[Start EXTRACTED ENTRIES]

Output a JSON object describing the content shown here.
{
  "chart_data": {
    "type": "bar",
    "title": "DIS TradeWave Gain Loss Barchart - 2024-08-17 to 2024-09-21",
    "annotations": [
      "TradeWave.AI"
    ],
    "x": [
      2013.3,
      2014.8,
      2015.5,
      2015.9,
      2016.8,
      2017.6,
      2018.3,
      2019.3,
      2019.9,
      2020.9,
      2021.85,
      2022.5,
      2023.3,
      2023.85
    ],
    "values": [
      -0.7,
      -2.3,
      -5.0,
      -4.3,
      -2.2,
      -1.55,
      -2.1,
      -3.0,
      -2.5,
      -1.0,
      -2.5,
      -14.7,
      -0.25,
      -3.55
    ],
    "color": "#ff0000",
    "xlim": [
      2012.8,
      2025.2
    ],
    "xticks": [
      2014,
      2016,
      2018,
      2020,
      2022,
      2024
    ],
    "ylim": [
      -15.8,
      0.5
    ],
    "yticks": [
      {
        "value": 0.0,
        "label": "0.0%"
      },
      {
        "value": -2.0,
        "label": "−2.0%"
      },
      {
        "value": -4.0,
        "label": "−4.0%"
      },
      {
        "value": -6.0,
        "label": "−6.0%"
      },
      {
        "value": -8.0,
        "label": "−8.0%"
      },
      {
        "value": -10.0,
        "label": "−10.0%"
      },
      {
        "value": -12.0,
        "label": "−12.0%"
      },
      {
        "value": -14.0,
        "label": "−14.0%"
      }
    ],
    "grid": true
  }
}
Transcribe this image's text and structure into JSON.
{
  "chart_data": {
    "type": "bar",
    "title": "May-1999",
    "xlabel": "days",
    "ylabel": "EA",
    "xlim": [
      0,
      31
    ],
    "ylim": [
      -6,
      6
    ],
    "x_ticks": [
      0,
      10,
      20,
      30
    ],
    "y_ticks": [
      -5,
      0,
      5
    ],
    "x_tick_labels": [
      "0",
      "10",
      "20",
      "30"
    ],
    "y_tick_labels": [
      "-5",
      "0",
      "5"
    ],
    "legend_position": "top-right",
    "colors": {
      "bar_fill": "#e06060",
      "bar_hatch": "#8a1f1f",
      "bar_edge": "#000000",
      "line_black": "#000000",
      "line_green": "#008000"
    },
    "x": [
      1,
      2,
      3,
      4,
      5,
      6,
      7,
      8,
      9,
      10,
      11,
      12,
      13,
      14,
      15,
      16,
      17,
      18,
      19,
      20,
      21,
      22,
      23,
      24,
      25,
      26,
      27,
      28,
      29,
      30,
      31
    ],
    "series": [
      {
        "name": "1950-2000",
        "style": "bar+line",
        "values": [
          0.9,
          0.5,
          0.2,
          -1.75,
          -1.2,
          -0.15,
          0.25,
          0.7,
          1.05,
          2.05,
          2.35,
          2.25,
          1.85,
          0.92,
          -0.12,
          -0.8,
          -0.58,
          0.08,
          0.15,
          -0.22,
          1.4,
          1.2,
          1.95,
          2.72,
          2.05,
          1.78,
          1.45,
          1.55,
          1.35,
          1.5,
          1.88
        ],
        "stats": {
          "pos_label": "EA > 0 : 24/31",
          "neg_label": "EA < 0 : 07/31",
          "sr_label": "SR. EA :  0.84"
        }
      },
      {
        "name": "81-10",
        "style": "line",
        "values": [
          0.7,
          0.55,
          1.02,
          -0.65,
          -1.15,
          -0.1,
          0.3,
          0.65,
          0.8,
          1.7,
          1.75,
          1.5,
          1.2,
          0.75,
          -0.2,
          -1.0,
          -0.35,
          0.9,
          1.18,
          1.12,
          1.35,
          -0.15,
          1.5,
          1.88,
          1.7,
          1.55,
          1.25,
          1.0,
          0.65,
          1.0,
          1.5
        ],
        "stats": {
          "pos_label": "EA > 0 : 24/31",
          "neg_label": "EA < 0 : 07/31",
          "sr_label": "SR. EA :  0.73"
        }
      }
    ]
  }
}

[End EXTRACTED ENTRIES]

# [DO THIS]
Write out each line of the data above again, exactly as given.

# [COMPLETE OUTPUT]
Output a JSON object describing the content shown here.
{
  "chart_data": {
    "type": "bar",
    "title": "DIS TradeWave Gain Loss Barchart - 2024-08-17 to 2024-09-21",
    "annotations": [
      "TradeWave.AI"
    ],
    "x": [
      2013.3,
      2014.8,
      2015.5,
      2015.9,
      2016.8,
      2017.6,
      2018.3,
      2019.3,
      2019.9,
      2020.9,
      2021.85,
      2022.5,
      2023.3,
      2023.85
    ],
    "values": [
      -0.7,
      -2.3,
      -5.0,
      -4.3,
      -2.2,
      -1.55,
      -2.1,
      -3.0,
      -2.5,
      -1.0,
      -2.5,
      -14.7,
      -0.25,
      -3.55
    ],
    "color": "#ff0000",
    "xlim": [
      2012.8,
      2025.2
    ],
    "xticks": [
      2014,
      2016,
      2018,
      2020,
      2022,
      2024
    ],
    "ylim": [
      -15.8,
      0.5
    ],
    "yticks": [
      {
        "value": 0.0,
        "label": "0.0%"
      },
      {
        "value": -2.0,
        "label": "−2.0%"
      },
      {
        "value": -4.0,
        "label": "−4.0%"
      },
      {
        "value": -6.0,
        "label": "−6.0%"
      },
      {
        "value": -8.0,
        "label": "−8.0%"
      },
      {
        "value": -10.0,
        "label": "−10.0%"
      },
      {
        "value": -12.0,
        "label": "−12.0%"
      },
      {
        "value": -14.0,
        "label": "−14.0%"
      }
    ],
    "grid": true
  }
}
Transcribe this image's text and structure into JSON.
{
  "chart_data": {
    "type": "bar",
    "title": "May-1999",
    "xlabel": "days",
    "ylabel": "EA",
    "xlim": [
      0,
      31
    ],
    "ylim": [
      -6,
      6
    ],
    "x_ticks": [
      0,
      10,
      20,
      30
    ],
    "y_ticks": [
      -5,
      0,
      5
    ],
    "x_tick_labels": [
      "0",
      "10",
      "20",
      "30"
    ],
    "y_tick_labels": [
      "-5",
      "0",
      "5"
    ],
    "legend_position": "top-right",
    "colors": {
      "bar_fill": "#e06060",
      "bar_hatch": "#8a1f1f",
      "bar_edge": "#000000",
      "line_black": "#000000",
      "line_green": "#008000"
    },
    "x": [
      1,
      2,
      3,
      4,
      5,
      6,
      7,
      8,
      9,
      10,
      11,
      12,
      13,
      14,
      15,
      16,
      17,
      18,
      19,
      20,
      21,
      22,
      23,
      24,
      25,
      26,
      27,
      28,
      29,
      30,
      31
    ],
    "series": [
      {
        "name": "1950-2000",
        "style": "bar+line",
        "values": [
          0.9,
          0.5,
          0.2,
          -1.75,
          -1.2,
          -0.15,
          0.25,
          0.7,
          1.05,
          2.05,
          2.35,
          2.25,
          1.85,
          0.92,
          -0.12,
          -0.8,
          -0.58,
          0.08,
          0.15,
          -0.22,
          1.4,
          1.2,
          1.95,
          2.72,
          2.05,
          1.78,
          1.45,
          1.55,
          1.35,
          1.5,
          1.88
        ],
        "stats": {
          "pos_label": "EA > 0 : 24/31",
          "neg_label": "EA < 0 : 07/31",
          "sr_label": "SR. EA :  0.84"
        }
      },
      {
        "name": "81-10",
        "style": "line",
        "values": [
          0.7,
          0.55,
          1.02,
          -0.65,
          -1.15,
          -0.1,
          0.3,
          0.65,
          0.8,
          1.7,
          1.75,
          1.5,
          1.2,
          0.75,
          -0.2,
          -1.0,
          -0.35,
          0.9,
          1.18,
          1.12,
          1.35,
          -0.15,
          1.5,
          1.88,
          1.7,
          1.55,
          1.25,
          1.0,
          0.65,
          1.0,
          1.5
        ],
        "stats": {
          "pos_label": "EA > 0 : 24/31",
          "neg_label": "EA < 0 : 07/31",
          "sr_label": "SR. EA :  0.73"
        }
      }
    ]
  }
}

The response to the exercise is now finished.